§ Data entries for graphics
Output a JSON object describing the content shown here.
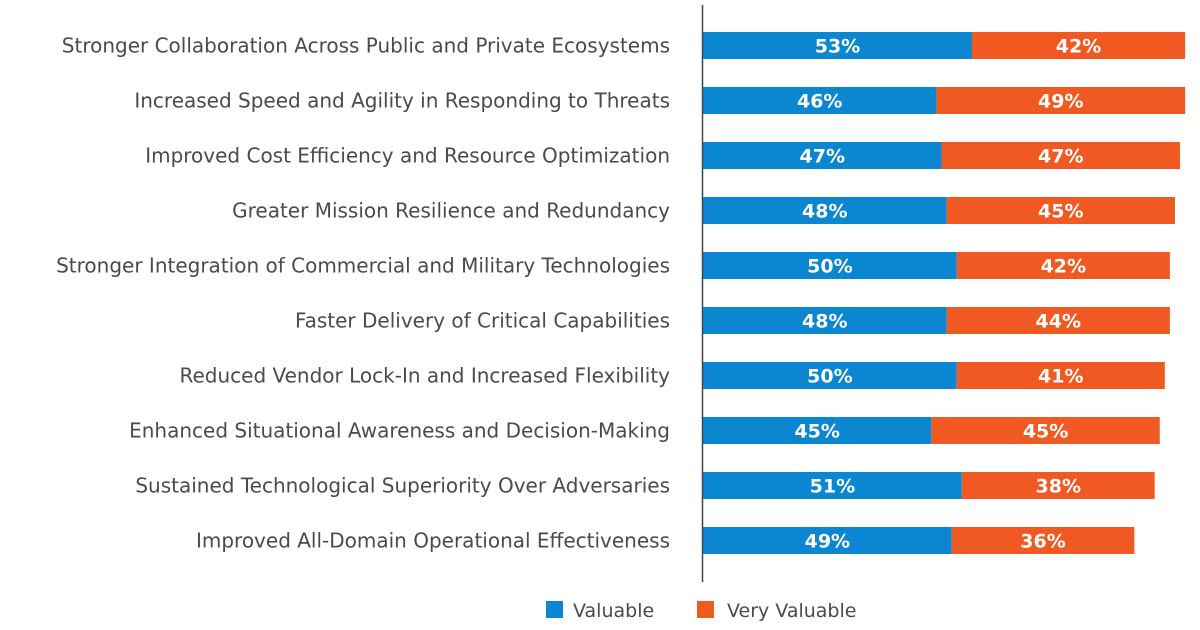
{
  "chart_data": {
    "type": "bar",
    "orientation": "horizontal",
    "stacked": true,
    "title": "",
    "xlabel": "",
    "ylabel": "",
    "xlim": [
      0,
      100
    ],
    "grid": false,
    "legend_position": "bottom-center",
    "value_suffix": "%",
    "categories": [
      "Stronger Collaboration Across Public and Private Ecosystems",
      "Increased Speed and Agility in Responding to Threats",
      "Improved Cost Efficiency and Resource Optimization",
      "Greater Mission Resilience and Redundancy",
      "Stronger Integration of Commercial and Military Technologies",
      "Faster Delivery of Critical Capabilities",
      "Reduced Vendor Lock-In and Increased Flexibility",
      "Enhanced Situational Awareness and Decision-Making",
      "Sustained Technological Superiority Over Adversaries",
      "Improved All-Domain Operational Effectiveness"
    ],
    "series": [
      {
        "name": "Valuable",
        "color": "#0a87d0",
        "values": [
          53,
          46,
          47,
          48,
          50,
          48,
          50,
          45,
          51,
          49
        ]
      },
      {
        "name": "Very Valuable",
        "color": "#f05a22",
        "values": [
          42,
          49,
          47,
          45,
          42,
          44,
          41,
          45,
          38,
          36
        ]
      }
    ]
  }
}
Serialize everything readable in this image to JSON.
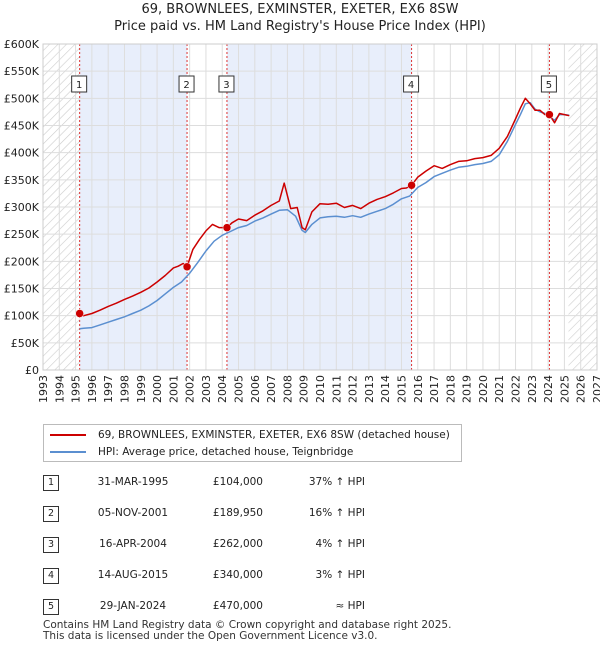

§ REQUIREMENTS
Reproduce every record above exactly, but leave out the pictures.

§ ANSWER TO THE TASK
Output a JSON object describing the content shown here.
{
  "chart_data": {
    "type": "bar",
    "orientation": "horizontal",
    "stacked": true,
    "title": "",
    "xlabel": "",
    "ylabel": "",
    "xlim": [
      0,
      100
    ],
    "grid": false,
    "legend_position": "bottom-center",
    "value_suffix": "%",
    "categories": [
      "Stronger Collaboration Across Public and Private Ecosystems",
      "Increased Speed and Agility in Responding to Threats",
      "Improved Cost Efficiency and Resource Optimization",
      "Greater Mission Resilience and Redundancy",
      "Stronger Integration of Commercial and Military Technologies",
      "Faster Delivery of Critical Capabilities",
      "Reduced Vendor Lock-In and Increased Flexibility",
      "Enhanced Situational Awareness and Decision-Making",
      "Sustained Technological Superiority Over Adversaries",
      "Improved All-Domain Operational Effectiveness"
    ],
    "series": [
      {
        "name": "Valuable",
        "color": "#0a87d0",
        "values": [
          53,
          46,
          47,
          48,
          50,
          48,
          50,
          45,
          51,
          49
        ]
      },
      {
        "name": "Very Valuable",
        "color": "#f05a22",
        "values": [
          42,
          49,
          47,
          45,
          42,
          44,
          41,
          45,
          38,
          36
        ]
      }
    ]
  }
}
Serialize everything readable in this image to JSON.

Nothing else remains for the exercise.